-- Problems to solve --
A. In the text about the Wheel of Sheffield, what venue is called the home of the World Snooker Championship?
B. In the text about the Wheel of Sheffield, swap "exciting" for "impressive" and write out the passage between "Fortunately you don't" and "keep your attention.", inclusive.
C. Write the next part of the text about the Wheel of Sheffield, picking up after its final sentence.
— start of Text to read —
We'd done our research and to tell you the truth Sheffield does not rival York for it's tourist attractions. The principle reason for leaving the hotel on Friday afternoon was to visit the Wheel Of Sheffield. Or, should I say, the Hallam FM Wheel Of Sheffield. Yes, just like everything else with even the remotest market value, the Wheel of Sheffield is sponsored. As a consequence of this, the in-ride commentary comes from one of Hallam FM's dullard disc jockeys.

Fortunately you don't really think about the commentary when you are up in the skies overlooking the city landscape. This is no London Eye (that's according to Emma whose been on, I would just be making an arbitrary estimate), but though it lacks the Tower of London and Westminster, it does have Cathedrals and the Crucible Theatre, home of the World Snooker Championship. The view remains exciting and interesting enough to keep your attention.

All of which is a bloody good thing, for if you were to listen to the Hallam FM Wheel Of Sheffield commentary brought to you by Hallam FM in association with Hallam FM, Wheels and Sheffield you would be immediately reminded of Mike Smash and Dave Nice. Not half, but not really a reassuring or even an informative voice when you are hundreds of feet in the air wondering why your pod appears to be rocking. That is not a sentence I expect to be writing again in the very near future, but it is accurate nonetheless.
— end of Text to read —
— start of Record extracts —
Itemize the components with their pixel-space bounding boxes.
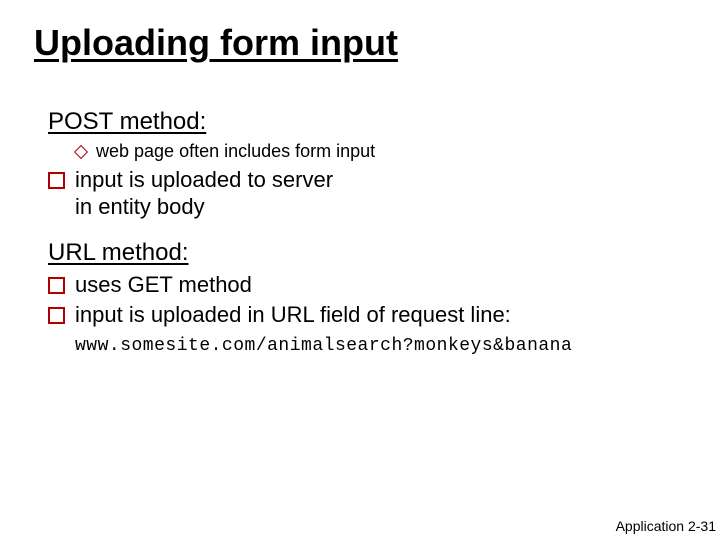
- post-heading: POST method:: [48, 108, 688, 136]
- post-point-text: input is uploaded to server in entity bo…: [75, 166, 355, 221]
- slide-body: POST method: web page often includes for…: [48, 108, 688, 360]
- post-section: POST method: web page often includes for…: [48, 108, 688, 221]
- url-point-1-text: uses GET method: [75, 271, 252, 299]
- url-heading: URL method:: [48, 239, 688, 267]
- slide: Uploading form input POST method: web pa…: [0, 0, 720, 540]
- footer-pagenum: Application 2-31: [616, 518, 716, 534]
- url-point-2: input is uploaded in URL field of reques…: [48, 301, 688, 357]
- diamond-bullet-icon: [74, 145, 88, 159]
- square-bullet-icon: [48, 277, 65, 294]
- slide-title: Uploading form input: [34, 22, 398, 64]
- post-sub-item: web page often includes form input: [74, 140, 688, 163]
- post-sub-text: web page often includes form input: [96, 140, 376, 163]
- url-example-code: www.somesite.com/animalsearch?monkeys&ba…: [75, 336, 572, 356]
- post-point: input is uploaded to server in entity bo…: [48, 166, 688, 221]
- url-point-2-prefix: input is uploaded in URL field of reques…: [75, 302, 511, 327]
- url-section: URL method: uses GET method input is upl…: [48, 239, 688, 358]
- url-point-1: uses GET method: [48, 271, 688, 299]
- url-point-2-text: input is uploaded in URL field of reques…: [75, 301, 675, 357]
- square-bullet-icon: [48, 172, 65, 189]
- square-bullet-icon: [48, 307, 65, 324]
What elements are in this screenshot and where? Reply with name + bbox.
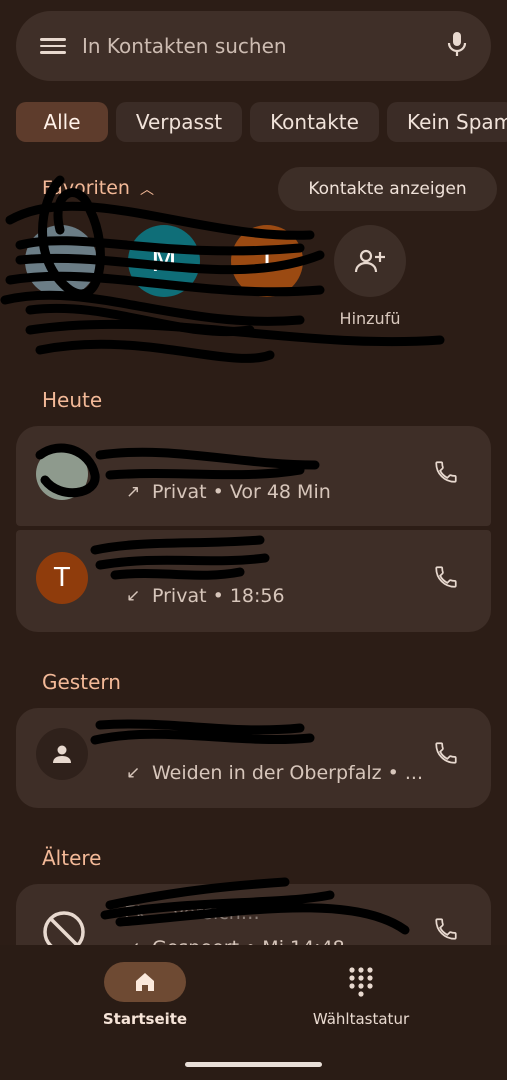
menu-icon[interactable] xyxy=(40,34,66,58)
call-log-item-4[interactable]: Ek… Versich… ↙ Gespeert • Mi 14:48 xyxy=(16,884,491,954)
phone-icon[interactable] xyxy=(433,564,459,594)
call-log-item-2[interactable]: T ↙ Privat • 18:56 xyxy=(16,530,491,632)
bottom-navigation xyxy=(0,945,507,1080)
outgoing-call-icon: ↗ xyxy=(126,482,141,502)
call-detail: Privat • Vor 48 Min xyxy=(152,481,331,503)
favorite-avatar-1[interactable] xyxy=(25,225,97,297)
nav-home-label[interactable]: Startseite xyxy=(95,1010,195,1028)
dialpad-icon[interactable] xyxy=(348,966,374,1002)
incoming-call-icon: ↙ xyxy=(126,763,141,783)
favorites-toggle[interactable]: Favoriten ︿ xyxy=(42,177,154,199)
add-favorite-button[interactable] xyxy=(334,225,406,297)
filter-chips: Alle Verpasst Kontakte Kein Spam xyxy=(16,102,507,144)
microphone-icon[interactable] xyxy=(447,31,467,61)
favorites-title: Favoriten xyxy=(42,177,130,199)
avatar: T xyxy=(36,552,88,604)
chip-contacts[interactable]: Kontakte xyxy=(250,102,379,142)
call-log-item-1[interactable]: ↗ Privat • Vor 48 Min xyxy=(16,426,491,526)
phone-icon[interactable] xyxy=(433,740,459,770)
section-today: Heute xyxy=(42,388,103,412)
favorite-avatar-2[interactable]: M xyxy=(128,225,200,297)
show-contacts-button[interactable]: Kontakte anzeigen xyxy=(278,167,497,211)
incoming-call-icon: ↙ xyxy=(126,586,141,606)
add-favorite-label: Hinzufü xyxy=(339,309,401,328)
avatar xyxy=(36,728,88,780)
call-detail: Privat • 18:56 xyxy=(152,585,285,607)
phone-icon[interactable] xyxy=(433,916,459,946)
chevron-up-icon: ︿ xyxy=(140,182,155,198)
person-icon xyxy=(53,745,71,763)
call-detail: Weiden in der Oberpfalz • ... xyxy=(152,762,424,784)
avatar xyxy=(36,448,88,500)
search-bar[interactable]: In Kontakten suchen xyxy=(16,11,491,81)
nav-dialpad-label[interactable]: Wähltastatur xyxy=(301,1010,421,1028)
gesture-handle[interactable] xyxy=(185,1062,322,1067)
nav-home[interactable] xyxy=(104,962,186,1002)
contact-name: Ek… Versich… xyxy=(124,902,260,924)
home-icon xyxy=(136,973,154,991)
chip-all[interactable]: Alle xyxy=(16,102,108,142)
add-person-icon xyxy=(354,249,385,273)
favorite-avatar-3[interactable]: I xyxy=(231,225,303,297)
chip-no-spam[interactable]: Kein Spam xyxy=(387,102,507,142)
section-older: Ältere xyxy=(42,846,102,870)
section-yesterday: Gestern xyxy=(42,670,121,694)
chip-missed[interactable]: Verpasst xyxy=(116,102,242,142)
call-log-item-3[interactable]: ↙ Weiden in der Oberpfalz • ... xyxy=(16,708,491,808)
phone-icon[interactable] xyxy=(433,459,459,489)
search-input[interactable]: In Kontakten suchen xyxy=(82,34,447,58)
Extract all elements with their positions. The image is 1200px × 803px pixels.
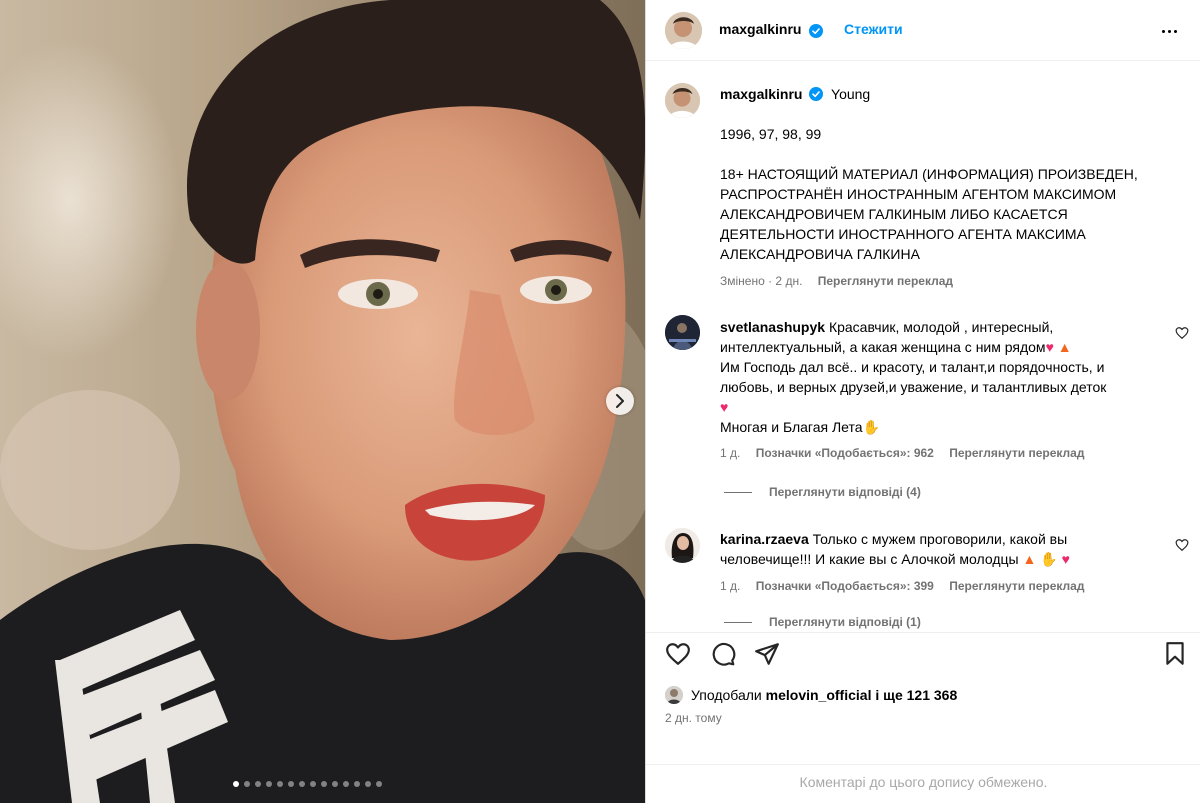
post-panel: maxgalkinru Стежити maxgalkinru Young 19…: [645, 0, 1200, 803]
comment-username[interactable]: karina.rzaeva: [720, 531, 809, 547]
post-view: maxgalkinru Стежити maxgalkinru Young 19…: [0, 0, 1200, 803]
share-icon[interactable]: [754, 641, 780, 667]
comment-icon[interactable]: [710, 641, 736, 667]
likes-prefix: Уподобали: [691, 687, 762, 703]
more-options-button[interactable]: [1162, 22, 1186, 40]
carousel-next-button[interactable]: [606, 387, 634, 415]
comment-meta: 1 д. Позначки «Подобається»: 962 Перегля…: [720, 446, 1084, 460]
carousel-dot: [233, 781, 239, 787]
comment-username[interactable]: svetlanashupyk: [720, 319, 825, 335]
carousel-dot: [310, 781, 316, 787]
view-replies-label: Переглянути відповіді (1): [769, 615, 921, 629]
heart-icon[interactable]: [665, 641, 691, 667]
carousel-dot: [354, 781, 360, 787]
pray-emoji: ✋: [862, 419, 880, 435]
next-arrow-icon: [616, 394, 624, 408]
author-username[interactable]: maxgalkinru: [719, 21, 801, 37]
caption-text-first: Young: [831, 86, 871, 102]
carousel-dot: [365, 781, 371, 787]
caption-translate-link[interactable]: Переглянути переклад: [818, 274, 953, 288]
heart-icon[interactable]: [1175, 538, 1189, 552]
verified-icon: [809, 87, 824, 101]
carousel-dot: [332, 781, 338, 787]
view-replies-button[interactable]: Переглянути відповіді (4): [724, 485, 921, 499]
comment-time[interactable]: 1 д.: [720, 579, 740, 593]
heart-emoji: ♥: [1061, 551, 1070, 567]
caption-years: 1996, 97, 98, 99: [720, 126, 822, 142]
carousel-dot: [255, 781, 261, 787]
comment-meta: 1 д. Позначки «Подобається»: 399 Перегля…: [720, 579, 1084, 593]
caption-meta: Змінено · 2 дн. Переглянути переклад: [720, 274, 953, 288]
comment-body: svetlanashupyk Красавчик, молодой , инте…: [720, 317, 1140, 437]
carousel-dot: [244, 781, 250, 787]
likes-count[interactable]: і ще 121 368: [875, 687, 957, 703]
carousel-dot: [321, 781, 327, 787]
fire-emoji: ▲: [1057, 339, 1072, 355]
post-media[interactable]: [0, 0, 645, 803]
carousel-dot: [266, 781, 272, 787]
comment-avatar[interactable]: [665, 528, 700, 563]
heart-icon[interactable]: [1175, 326, 1189, 340]
comment-likes[interactable]: Позначки «Подобається»: 962: [756, 446, 934, 460]
comments-scroll-area[interactable]: maxgalkinru Young 1996, 97, 98, 99 18+ Н…: [646, 62, 1200, 632]
comment-translate-link[interactable]: Переглянути переклад: [949, 446, 1084, 460]
heart-emoji: ♥: [720, 399, 729, 415]
carousel-dot: [288, 781, 294, 787]
post-photo: [0, 0, 645, 803]
likes-summary: Уподобали melovin_official і ще 121 368: [665, 686, 957, 704]
comment-avatar[interactable]: [665, 315, 700, 350]
heart-emoji: ♥: [1045, 339, 1054, 355]
liker-avatar[interactable]: [665, 686, 683, 704]
raised-hands-emoji: ✋: [1040, 551, 1058, 567]
comment-text: Многая и Благая Лета: [720, 419, 863, 435]
fire-emoji: ▲: [1022, 551, 1037, 567]
more-icon: [1162, 29, 1165, 33]
bookmark-icon[interactable]: [1162, 641, 1188, 667]
caption-avatar[interactable]: [665, 83, 700, 118]
comment-body: karina.rzaeva Только с мужем проговорили…: [720, 529, 1140, 569]
comment-text: Им Господь дал всё.. и красоту, и талант…: [720, 359, 1107, 395]
post-header: maxgalkinru Стежити: [646, 0, 1200, 61]
caption-username[interactable]: maxgalkinru: [720, 86, 802, 102]
comment-translate-link[interactable]: Переглянути переклад: [949, 579, 1084, 593]
comment-time[interactable]: 1 д.: [720, 446, 740, 460]
comments-limited-text: Коментарі до цього допису обмежено.: [799, 774, 1048, 790]
caption-notice: 18+ НАСТОЯЩИЙ МАТЕРИАЛ (ИНФОРМАЦИЯ) ПРОИ…: [720, 166, 1138, 262]
author-avatar[interactable]: [665, 12, 702, 49]
view-replies-button[interactable]: Переглянути відповіді (1): [724, 615, 921, 629]
comment-likes[interactable]: Позначки «Подобається»: 399: [756, 579, 934, 593]
follow-button[interactable]: Стежити: [844, 21, 903, 37]
post-date[interactable]: 2 дн. тому: [665, 711, 722, 725]
carousel-dot: [299, 781, 305, 787]
comments-limited-notice: Коментарі до цього допису обмежено.: [646, 764, 1200, 790]
carousel-dot: [277, 781, 283, 787]
caption-first-line: maxgalkinru Young: [720, 86, 870, 102]
verified-icon: [809, 23, 823, 39]
view-replies-label: Переглянути відповіді (4): [769, 485, 921, 499]
carousel-dots: [233, 781, 382, 787]
liker-username[interactable]: melovin_official: [766, 687, 872, 703]
post-actions: Уподобали melovin_official і ще 121 368 …: [646, 632, 1200, 802]
caption-edited: Змінено · 2 дн.: [720, 274, 803, 288]
carousel-dot: [343, 781, 349, 787]
carousel-dot: [376, 781, 382, 787]
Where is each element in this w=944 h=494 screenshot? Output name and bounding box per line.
— end of Record extracts —
-- Answers --
A. The Crucible Theatre.

B.
Fortunately you don't really think about the commentary when you are up in the skies overlooking the city landscape. This is no London Eye (that's according to Emma whose been on, I would just be making an arbitrary estimate), but though it lacks the Tower of London and Westminster, it does have Cathedrals and the Crucible Theatre, home of the World Snooker Championship. The view remains impressive and interesting enough to keep your attention.

C.
The Hallam FM Wheel Of Sheffield is somewhat quicker than it's London counterpart. For your £6.50 you get to go around five times (though some debate this suggesting that they have been on when it has been only four), and takes about 15 minutes of your time. Emma tells me that the London Eye ride lasts for the best part of an hour. For our part we definitely went around five times, but the pod only stopped for any great length of time on the first cycle. It is this moment which makes the whole thing worthwhile. It's a bit scary, but the scenery from that kind of vantage point really is breathtaking.

The other item on the 'to do' list from our research was the Winter Garden. As we dizzily exited the Hallam FM Wheel Of Sheffield we stumbled towards an even dizzier information guide who assured us that the Winter Garden was just a 'couple of buildings further down' to the right. Despite being advised that we could not miss it, we missed it initially. It wasn't until we had been moving for around 15 minutes and past several hundred couples of buildings that we noticed a sign for the city museums. It had to be that way, surely?

It was. So what delights does the Winter Garden hold? Well, to be honest you might be a little underwhelmed. That is unless you are an enthusiast of someone called John Ruskin. Ruskin has an entire exhibition devoted to him here, the bumph on which explains that he wanted people to acknowledge the power and beauty of nature and to themselves use nature to be more creative. I find that Ruskin's own contribution to this honourable goal is a little lacking in substance. I still can't work out whether he was an artist or a scientist or both, but I do know that he must have talked a lot to inspire this kind of tribute.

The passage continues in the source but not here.